Go through the material below and copy each line where the word "data" appears.

──────

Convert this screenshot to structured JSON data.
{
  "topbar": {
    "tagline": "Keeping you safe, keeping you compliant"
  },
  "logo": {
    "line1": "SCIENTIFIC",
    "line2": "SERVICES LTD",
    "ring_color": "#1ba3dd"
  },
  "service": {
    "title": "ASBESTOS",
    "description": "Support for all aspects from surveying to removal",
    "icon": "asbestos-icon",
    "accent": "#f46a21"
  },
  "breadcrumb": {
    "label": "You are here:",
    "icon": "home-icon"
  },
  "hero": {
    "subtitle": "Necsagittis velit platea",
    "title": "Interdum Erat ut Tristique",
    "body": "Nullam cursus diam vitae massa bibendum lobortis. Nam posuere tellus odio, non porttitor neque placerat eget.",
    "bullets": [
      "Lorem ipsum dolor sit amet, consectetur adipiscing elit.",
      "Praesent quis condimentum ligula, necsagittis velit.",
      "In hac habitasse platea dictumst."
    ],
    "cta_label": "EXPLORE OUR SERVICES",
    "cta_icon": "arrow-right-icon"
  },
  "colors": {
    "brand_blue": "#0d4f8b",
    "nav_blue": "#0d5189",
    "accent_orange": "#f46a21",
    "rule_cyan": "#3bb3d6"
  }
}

──────

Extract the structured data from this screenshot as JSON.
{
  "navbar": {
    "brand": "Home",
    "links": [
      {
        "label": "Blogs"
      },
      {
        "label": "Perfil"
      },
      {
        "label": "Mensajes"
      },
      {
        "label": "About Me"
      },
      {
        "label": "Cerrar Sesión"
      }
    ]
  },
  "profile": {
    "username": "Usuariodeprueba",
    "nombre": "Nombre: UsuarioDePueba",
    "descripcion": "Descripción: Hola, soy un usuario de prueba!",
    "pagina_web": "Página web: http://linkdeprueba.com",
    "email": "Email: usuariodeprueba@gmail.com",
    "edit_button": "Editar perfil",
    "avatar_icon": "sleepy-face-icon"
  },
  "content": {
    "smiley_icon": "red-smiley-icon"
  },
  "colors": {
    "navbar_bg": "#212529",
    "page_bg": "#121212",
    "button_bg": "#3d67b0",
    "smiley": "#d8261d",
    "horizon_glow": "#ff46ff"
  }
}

──────

#### [Response to this exercise]
Convert this screenshot to structured JSON data.
Extract the structured data from this screenshot as JSON.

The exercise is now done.